## Task brief
Each line containing the word "December" should be found and copied.
----
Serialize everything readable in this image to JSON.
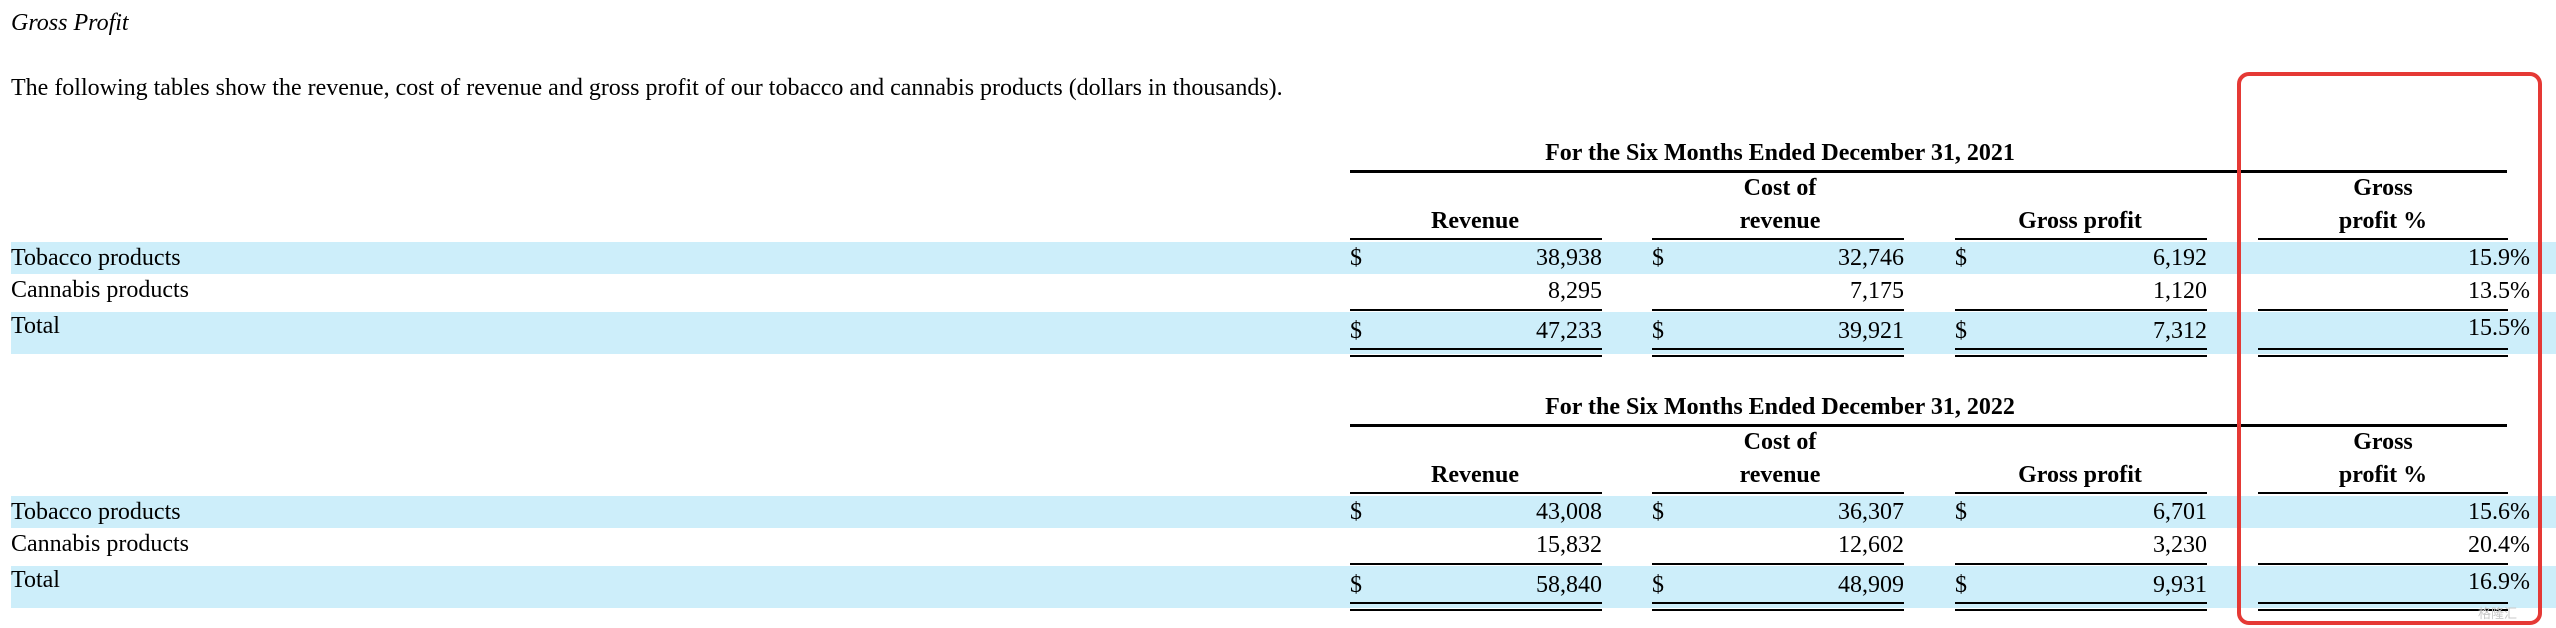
{
  "section_title": "Gross Profit",
  "intro_text": "The following tables show the revenue, cost of revenue and gross profit of our tobacco and cannabis products (dollars in thousands).",
  "currency_symbol": "$",
  "tables": [
    {
      "period_header": "For the Six Months Ended December 31, 2021",
      "columns": {
        "revenue": "Revenue",
        "cost_line1": "Cost of",
        "cost_line2": "revenue",
        "gross_profit": "Gross profit",
        "gp_pct_line1": "Gross",
        "gp_pct_line2": "profit %"
      },
      "rows": [
        {
          "label": "Tobacco products",
          "revenue": "38,938",
          "cost": "32,746",
          "gross_profit": "6,192",
          "gp_pct": "15.9%"
        },
        {
          "label": "Cannabis products",
          "revenue": "8,295",
          "cost": "7,175",
          "gross_profit": "1,120",
          "gp_pct": "13.5%"
        },
        {
          "label": "Total",
          "revenue": "47,233",
          "cost": "39,921",
          "gross_profit": "7,312",
          "gp_pct": "15.5%"
        }
      ]
    },
    {
      "period_header": "For the Six Months Ended December 31, 2022",
      "columns": {
        "revenue": "Revenue",
        "cost_line1": "Cost of",
        "cost_line2": "revenue",
        "gross_profit": "Gross profit",
        "gp_pct_line1": "Gross",
        "gp_pct_line2": "profit %"
      },
      "rows": [
        {
          "label": "Tobacco products",
          "revenue": "43,008",
          "cost": "36,307",
          "gross_profit": "6,701",
          "gp_pct": "15.6%"
        },
        {
          "label": "Cannabis products",
          "revenue": "15,832",
          "cost": "12,602",
          "gross_profit": "3,230",
          "gp_pct": "20.4%"
        },
        {
          "label": "Total",
          "revenue": "58,840",
          "cost": "48,909",
          "gross_profit": "9,931",
          "gp_pct": "16.9%"
        }
      ]
    }
  ],
  "watermark": "格隆汇",
  "colors": {
    "row_band": "#cdeefa",
    "highlight_border": "#e53935"
  }
}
----
## Response to the exercise
      "period_header": "For the Six Months Ended December 31, 2021",
      "period_header": "For the Six Months Ended December 31, 2022",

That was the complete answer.